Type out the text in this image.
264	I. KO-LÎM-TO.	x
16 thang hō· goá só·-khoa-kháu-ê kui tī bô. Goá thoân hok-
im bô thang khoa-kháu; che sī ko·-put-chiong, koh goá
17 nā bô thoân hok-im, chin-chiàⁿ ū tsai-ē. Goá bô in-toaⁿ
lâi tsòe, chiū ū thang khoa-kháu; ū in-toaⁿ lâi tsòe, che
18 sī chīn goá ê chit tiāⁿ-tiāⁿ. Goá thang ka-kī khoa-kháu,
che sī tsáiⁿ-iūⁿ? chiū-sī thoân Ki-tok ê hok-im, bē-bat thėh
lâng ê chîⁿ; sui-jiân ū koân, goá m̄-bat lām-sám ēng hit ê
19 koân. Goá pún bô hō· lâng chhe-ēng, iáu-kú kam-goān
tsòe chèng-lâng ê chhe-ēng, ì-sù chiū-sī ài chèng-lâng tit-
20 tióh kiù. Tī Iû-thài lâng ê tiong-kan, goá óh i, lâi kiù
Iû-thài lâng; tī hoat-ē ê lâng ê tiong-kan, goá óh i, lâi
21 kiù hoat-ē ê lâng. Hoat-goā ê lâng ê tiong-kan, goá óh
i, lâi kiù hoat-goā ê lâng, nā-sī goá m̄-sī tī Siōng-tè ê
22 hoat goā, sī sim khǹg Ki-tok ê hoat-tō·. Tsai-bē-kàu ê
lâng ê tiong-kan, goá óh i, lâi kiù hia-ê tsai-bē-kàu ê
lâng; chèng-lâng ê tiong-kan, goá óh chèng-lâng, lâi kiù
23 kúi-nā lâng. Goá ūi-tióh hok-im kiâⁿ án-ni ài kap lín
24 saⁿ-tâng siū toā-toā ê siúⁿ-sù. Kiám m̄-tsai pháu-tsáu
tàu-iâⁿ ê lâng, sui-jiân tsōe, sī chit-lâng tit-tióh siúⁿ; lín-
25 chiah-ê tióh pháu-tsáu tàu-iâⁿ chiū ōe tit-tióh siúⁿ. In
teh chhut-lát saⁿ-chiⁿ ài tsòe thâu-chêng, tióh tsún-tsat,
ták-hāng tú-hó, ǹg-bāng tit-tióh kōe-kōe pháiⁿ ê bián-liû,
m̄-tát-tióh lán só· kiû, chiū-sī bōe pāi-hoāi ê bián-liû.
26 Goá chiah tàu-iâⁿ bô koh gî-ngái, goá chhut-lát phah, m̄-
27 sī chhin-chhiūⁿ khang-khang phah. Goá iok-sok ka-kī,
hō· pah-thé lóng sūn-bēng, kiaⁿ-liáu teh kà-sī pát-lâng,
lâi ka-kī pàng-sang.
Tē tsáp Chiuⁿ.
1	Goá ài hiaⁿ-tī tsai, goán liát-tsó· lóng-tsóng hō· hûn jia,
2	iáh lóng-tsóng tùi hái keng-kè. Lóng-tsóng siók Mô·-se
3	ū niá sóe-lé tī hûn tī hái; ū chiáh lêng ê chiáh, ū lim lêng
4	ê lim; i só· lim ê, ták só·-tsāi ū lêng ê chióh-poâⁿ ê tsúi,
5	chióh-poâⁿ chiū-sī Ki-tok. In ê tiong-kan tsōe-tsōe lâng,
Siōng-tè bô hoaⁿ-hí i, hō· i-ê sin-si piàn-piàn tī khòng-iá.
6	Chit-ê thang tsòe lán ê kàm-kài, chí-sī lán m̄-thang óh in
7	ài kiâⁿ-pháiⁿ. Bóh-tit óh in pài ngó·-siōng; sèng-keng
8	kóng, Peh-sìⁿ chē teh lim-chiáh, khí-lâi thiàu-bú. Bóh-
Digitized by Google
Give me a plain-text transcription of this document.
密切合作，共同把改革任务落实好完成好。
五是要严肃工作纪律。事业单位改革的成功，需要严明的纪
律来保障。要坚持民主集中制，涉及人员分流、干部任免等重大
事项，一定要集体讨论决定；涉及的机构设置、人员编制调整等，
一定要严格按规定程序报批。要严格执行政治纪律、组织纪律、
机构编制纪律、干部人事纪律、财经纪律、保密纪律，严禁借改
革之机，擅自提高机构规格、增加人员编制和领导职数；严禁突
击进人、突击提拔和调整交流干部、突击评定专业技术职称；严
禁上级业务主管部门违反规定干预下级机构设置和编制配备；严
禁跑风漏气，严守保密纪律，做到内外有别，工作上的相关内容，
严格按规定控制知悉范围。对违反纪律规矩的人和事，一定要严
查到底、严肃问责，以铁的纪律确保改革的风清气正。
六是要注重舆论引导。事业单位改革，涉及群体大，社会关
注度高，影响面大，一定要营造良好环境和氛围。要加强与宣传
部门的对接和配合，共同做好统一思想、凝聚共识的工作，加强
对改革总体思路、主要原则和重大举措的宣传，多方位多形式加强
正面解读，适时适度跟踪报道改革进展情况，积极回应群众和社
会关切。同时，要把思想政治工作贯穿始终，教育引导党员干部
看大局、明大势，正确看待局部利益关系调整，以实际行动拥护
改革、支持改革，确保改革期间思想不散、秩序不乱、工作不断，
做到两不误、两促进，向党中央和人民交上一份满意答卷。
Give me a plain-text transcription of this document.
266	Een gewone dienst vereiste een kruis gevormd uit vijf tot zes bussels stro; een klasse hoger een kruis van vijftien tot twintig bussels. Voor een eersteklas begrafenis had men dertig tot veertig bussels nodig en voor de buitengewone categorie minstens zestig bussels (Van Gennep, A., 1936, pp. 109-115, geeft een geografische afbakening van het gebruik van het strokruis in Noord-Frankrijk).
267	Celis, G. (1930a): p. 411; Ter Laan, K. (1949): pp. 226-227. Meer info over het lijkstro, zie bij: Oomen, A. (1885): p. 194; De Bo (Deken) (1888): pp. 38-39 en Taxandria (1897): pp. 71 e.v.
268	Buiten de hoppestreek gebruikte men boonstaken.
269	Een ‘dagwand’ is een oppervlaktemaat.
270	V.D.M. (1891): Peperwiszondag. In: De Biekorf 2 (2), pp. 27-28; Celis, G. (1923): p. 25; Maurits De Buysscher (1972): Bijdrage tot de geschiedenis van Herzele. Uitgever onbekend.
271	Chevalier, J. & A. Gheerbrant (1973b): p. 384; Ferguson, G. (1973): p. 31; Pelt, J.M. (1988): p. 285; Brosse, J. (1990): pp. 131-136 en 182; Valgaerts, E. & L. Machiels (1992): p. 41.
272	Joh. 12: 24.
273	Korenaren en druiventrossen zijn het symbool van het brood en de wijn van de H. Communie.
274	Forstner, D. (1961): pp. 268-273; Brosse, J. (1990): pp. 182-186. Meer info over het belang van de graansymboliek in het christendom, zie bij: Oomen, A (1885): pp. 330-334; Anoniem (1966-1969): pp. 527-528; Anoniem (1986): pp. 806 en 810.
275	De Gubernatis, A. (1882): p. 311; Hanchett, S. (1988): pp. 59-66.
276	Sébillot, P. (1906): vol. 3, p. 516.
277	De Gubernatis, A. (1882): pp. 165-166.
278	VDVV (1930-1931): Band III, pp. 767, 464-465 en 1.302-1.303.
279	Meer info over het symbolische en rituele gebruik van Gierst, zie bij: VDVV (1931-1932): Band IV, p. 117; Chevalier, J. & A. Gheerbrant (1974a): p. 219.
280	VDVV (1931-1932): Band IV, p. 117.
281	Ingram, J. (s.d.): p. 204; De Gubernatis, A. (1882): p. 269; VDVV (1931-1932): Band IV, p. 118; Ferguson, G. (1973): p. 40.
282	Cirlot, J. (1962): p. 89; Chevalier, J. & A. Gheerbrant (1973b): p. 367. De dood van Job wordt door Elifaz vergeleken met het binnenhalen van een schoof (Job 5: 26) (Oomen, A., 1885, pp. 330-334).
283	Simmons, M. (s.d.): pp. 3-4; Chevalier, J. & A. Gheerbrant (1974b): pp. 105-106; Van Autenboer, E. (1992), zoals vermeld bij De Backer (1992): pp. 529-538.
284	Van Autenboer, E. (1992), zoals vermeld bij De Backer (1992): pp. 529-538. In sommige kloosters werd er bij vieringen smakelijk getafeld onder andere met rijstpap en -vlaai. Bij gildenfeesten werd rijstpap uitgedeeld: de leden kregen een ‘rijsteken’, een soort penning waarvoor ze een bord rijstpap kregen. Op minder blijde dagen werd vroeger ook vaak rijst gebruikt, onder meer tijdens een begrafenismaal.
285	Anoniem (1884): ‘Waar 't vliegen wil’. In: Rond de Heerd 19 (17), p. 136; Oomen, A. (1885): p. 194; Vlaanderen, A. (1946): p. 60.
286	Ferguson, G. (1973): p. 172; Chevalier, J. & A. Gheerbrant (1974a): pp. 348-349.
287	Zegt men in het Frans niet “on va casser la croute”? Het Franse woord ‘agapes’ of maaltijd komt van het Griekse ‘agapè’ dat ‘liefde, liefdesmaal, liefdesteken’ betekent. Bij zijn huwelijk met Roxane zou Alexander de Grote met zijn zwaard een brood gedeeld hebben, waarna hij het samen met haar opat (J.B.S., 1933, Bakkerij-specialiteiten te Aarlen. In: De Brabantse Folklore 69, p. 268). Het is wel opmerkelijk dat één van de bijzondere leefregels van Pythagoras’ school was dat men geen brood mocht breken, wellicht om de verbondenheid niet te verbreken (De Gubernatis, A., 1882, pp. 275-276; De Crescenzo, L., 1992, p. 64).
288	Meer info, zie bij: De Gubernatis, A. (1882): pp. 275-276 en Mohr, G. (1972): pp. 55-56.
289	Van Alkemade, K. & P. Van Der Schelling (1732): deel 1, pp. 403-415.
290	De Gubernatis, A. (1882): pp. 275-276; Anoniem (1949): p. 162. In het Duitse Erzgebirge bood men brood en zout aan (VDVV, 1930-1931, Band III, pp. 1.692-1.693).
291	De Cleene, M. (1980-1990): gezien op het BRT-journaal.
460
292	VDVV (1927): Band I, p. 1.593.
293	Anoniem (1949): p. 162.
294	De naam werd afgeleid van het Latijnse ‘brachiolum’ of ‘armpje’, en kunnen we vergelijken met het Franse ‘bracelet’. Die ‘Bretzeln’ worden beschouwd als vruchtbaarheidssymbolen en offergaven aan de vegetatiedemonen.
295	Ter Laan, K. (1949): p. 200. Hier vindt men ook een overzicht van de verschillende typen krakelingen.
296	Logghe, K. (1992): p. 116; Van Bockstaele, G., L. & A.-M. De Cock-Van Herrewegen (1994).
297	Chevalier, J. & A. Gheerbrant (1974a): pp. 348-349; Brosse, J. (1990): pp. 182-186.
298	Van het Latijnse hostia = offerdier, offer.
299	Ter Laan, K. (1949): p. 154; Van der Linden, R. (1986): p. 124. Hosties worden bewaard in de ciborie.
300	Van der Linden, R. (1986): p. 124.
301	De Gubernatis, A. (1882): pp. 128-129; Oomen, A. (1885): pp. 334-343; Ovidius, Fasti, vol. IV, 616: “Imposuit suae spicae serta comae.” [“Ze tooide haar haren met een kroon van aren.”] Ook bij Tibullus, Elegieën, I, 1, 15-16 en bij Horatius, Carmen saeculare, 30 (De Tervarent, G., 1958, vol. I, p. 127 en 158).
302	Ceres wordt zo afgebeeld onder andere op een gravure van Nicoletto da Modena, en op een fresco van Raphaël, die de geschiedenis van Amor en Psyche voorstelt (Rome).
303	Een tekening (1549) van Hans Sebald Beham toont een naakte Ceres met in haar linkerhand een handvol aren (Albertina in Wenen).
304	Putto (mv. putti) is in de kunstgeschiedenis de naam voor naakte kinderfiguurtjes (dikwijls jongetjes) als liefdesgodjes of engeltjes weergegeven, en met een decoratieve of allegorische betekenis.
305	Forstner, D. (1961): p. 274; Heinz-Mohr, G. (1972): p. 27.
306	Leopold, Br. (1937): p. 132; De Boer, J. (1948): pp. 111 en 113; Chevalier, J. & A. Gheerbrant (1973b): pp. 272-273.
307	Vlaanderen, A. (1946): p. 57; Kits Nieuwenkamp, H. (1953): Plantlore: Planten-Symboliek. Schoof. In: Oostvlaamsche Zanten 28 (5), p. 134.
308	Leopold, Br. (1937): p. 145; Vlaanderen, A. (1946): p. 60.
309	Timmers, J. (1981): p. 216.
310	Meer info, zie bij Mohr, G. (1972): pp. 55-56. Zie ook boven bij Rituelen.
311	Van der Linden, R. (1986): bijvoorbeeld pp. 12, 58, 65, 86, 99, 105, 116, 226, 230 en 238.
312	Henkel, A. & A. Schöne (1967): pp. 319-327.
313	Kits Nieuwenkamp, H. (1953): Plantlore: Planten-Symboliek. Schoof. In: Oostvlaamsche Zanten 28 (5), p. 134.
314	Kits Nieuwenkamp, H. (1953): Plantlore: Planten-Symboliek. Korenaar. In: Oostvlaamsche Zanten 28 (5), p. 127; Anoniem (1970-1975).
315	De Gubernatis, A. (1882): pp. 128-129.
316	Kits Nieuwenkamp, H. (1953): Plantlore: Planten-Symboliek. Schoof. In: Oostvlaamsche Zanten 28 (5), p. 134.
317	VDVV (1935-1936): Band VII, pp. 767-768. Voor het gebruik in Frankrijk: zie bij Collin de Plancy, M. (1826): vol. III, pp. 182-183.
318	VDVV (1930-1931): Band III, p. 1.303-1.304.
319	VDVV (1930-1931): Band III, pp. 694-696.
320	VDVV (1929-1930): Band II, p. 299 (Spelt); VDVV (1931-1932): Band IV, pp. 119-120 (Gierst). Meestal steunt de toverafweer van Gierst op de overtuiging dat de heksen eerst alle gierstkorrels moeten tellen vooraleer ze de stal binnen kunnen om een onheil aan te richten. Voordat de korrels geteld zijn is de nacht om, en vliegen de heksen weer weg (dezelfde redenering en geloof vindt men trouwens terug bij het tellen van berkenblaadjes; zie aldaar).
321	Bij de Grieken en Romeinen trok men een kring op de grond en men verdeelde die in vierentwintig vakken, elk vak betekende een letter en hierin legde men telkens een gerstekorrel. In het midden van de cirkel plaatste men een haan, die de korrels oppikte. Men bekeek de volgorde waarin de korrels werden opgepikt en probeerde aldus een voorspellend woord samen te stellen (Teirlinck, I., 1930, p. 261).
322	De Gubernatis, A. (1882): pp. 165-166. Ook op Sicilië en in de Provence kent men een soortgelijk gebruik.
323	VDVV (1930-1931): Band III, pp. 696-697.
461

◆ ◆ ◆ ◆

■ WORK REQUIRED ■
Copy all lines from the listing that contain "info".

■ REPLY TO THE TASK ■
267	Celis, G. (1930a): p. 411; Ter Laan, K. (1949): pp. 226-227. Meer info over het lijkstro, zie bij: Oomen, A. (1885): p. 194; De Bo (Deken) (1888): pp. 38-39 en Taxandria (1897): pp. 71 e.v.
274	Forstner, D. (1961): pp. 268-273; Brosse, J. (1990): pp. 182-186. Meer info over het belang van de graansymboliek in het christendom, zie bij: Oomen, A (1885): pp. 330-334; Anoniem (1966-1969): pp. 527-528; Anoniem (1986): pp. 806 en 810.
279	Meer info over het symbolische en rituele gebruik van Gierst, zie bij: VDVV (1931-1932): Band IV, p. 117; Chevalier, J. & A. Gheerbrant (1974a): p. 219.
288	Meer info, zie bij: De Gubernatis, A. (1882): pp. 275-276 en Mohr, G. (1972): pp. 55-56.
310	Meer info, zie bij Mohr, G. (1972): pp. 55-56. Zie ook boven bij Rituelen.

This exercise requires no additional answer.